■ Given instruction: Select the lines of the records containing the word "agli" and list them.
[start]
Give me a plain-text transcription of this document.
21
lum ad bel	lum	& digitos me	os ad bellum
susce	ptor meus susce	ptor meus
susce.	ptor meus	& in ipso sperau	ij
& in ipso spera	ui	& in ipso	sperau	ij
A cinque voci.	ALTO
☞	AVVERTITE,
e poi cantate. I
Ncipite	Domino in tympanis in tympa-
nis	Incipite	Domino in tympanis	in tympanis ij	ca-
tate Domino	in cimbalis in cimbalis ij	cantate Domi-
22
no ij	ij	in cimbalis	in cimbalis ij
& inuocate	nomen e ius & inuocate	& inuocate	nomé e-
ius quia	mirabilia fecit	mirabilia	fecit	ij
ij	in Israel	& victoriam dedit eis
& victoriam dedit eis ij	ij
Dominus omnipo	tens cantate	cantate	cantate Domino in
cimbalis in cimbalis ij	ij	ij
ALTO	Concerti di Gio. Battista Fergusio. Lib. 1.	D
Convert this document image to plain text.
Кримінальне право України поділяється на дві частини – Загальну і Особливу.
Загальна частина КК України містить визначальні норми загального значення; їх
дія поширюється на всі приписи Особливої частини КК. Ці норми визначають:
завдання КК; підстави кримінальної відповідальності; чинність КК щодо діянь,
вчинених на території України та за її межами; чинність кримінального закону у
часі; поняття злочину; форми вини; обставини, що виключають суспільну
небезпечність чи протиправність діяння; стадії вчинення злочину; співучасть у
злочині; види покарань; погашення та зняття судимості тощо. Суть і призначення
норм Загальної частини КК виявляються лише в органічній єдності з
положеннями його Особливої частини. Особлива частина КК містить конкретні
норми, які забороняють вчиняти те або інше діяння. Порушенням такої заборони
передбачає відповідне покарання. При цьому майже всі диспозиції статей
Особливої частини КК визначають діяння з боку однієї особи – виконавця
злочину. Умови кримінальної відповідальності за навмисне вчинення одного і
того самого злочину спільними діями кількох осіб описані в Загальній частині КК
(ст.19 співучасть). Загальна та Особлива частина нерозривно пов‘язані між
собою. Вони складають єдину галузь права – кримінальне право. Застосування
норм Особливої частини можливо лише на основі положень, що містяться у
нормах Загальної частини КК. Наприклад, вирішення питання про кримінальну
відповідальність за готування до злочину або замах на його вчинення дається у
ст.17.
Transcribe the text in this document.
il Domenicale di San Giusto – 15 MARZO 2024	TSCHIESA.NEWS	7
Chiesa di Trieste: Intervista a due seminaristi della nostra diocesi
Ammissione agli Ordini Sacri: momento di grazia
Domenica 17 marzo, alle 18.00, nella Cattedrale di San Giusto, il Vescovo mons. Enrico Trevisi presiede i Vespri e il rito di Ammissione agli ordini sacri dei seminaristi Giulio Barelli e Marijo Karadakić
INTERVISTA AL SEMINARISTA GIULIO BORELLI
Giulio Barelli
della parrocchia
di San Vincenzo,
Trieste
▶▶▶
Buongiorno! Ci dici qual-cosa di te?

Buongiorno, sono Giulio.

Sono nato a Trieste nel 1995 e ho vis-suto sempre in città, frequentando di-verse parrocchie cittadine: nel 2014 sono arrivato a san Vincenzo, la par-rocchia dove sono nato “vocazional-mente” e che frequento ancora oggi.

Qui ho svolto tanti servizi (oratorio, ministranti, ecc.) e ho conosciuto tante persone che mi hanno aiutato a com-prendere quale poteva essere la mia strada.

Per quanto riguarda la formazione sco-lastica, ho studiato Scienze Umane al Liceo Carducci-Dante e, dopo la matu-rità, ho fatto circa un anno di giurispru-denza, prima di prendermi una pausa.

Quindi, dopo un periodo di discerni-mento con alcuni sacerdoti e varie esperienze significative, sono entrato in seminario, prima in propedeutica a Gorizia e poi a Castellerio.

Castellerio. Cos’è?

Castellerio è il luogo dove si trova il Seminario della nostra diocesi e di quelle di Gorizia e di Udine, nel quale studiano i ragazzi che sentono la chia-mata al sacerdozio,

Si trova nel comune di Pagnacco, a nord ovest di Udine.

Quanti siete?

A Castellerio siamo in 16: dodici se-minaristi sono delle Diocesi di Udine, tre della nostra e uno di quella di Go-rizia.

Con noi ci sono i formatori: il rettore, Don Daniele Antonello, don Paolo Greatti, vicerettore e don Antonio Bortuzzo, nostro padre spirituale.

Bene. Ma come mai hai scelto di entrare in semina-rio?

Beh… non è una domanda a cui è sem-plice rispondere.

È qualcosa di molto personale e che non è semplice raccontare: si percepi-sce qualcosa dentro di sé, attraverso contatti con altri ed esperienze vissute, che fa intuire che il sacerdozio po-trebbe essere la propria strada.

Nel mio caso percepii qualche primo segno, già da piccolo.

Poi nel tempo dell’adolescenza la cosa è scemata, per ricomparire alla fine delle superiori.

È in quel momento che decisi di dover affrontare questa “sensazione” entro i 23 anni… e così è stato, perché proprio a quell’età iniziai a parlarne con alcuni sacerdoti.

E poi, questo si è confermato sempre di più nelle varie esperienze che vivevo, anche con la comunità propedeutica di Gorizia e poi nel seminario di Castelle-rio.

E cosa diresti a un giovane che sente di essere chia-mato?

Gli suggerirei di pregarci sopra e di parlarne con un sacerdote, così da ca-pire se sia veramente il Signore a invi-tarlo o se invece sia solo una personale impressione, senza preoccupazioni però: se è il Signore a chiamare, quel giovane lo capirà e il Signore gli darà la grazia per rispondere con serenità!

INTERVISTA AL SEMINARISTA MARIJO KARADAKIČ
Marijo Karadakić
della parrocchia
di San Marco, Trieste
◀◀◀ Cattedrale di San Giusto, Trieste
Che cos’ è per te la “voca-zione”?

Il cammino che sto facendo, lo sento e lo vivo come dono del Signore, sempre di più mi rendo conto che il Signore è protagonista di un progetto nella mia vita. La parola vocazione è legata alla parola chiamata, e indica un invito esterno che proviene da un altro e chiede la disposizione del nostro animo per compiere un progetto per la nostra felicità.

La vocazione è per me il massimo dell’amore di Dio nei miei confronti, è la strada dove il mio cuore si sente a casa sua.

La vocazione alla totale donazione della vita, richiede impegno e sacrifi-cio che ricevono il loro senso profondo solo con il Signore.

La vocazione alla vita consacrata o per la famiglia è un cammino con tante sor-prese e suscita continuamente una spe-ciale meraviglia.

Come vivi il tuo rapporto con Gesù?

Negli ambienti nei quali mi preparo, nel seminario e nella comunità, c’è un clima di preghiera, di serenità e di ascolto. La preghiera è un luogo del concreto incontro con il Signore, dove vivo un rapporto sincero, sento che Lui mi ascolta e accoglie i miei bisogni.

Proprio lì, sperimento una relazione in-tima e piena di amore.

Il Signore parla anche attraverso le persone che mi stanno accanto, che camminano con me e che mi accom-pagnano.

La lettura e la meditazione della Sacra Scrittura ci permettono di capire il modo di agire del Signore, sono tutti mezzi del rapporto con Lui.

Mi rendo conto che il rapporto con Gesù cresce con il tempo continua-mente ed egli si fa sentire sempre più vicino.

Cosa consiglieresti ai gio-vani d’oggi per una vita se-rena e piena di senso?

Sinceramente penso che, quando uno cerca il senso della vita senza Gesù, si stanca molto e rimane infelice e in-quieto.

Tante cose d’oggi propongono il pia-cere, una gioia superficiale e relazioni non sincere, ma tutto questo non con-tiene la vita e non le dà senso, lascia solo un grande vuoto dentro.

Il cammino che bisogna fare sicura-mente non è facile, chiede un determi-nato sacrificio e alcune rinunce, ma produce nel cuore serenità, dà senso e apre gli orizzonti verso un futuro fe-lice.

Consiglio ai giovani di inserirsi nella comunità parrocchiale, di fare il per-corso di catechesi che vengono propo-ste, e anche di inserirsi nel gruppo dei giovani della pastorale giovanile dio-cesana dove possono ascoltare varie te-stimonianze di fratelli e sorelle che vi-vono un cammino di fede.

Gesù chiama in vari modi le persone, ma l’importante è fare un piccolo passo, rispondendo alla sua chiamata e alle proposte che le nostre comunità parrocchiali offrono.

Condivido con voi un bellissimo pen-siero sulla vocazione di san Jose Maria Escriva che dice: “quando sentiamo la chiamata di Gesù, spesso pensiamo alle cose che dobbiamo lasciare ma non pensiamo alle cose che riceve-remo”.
[end]
■ Finished task:
Ammissione agli Ordini Sacri: momento di grazia
Domenica 17 marzo, alle 18.00, nella Cattedrale di San Giusto, il Vescovo mons. Enrico Trevisi presiede i Vespri e il rito di Ammissione agli ordini sacri dei seminaristi Giulio Barelli e Marijo Karadakić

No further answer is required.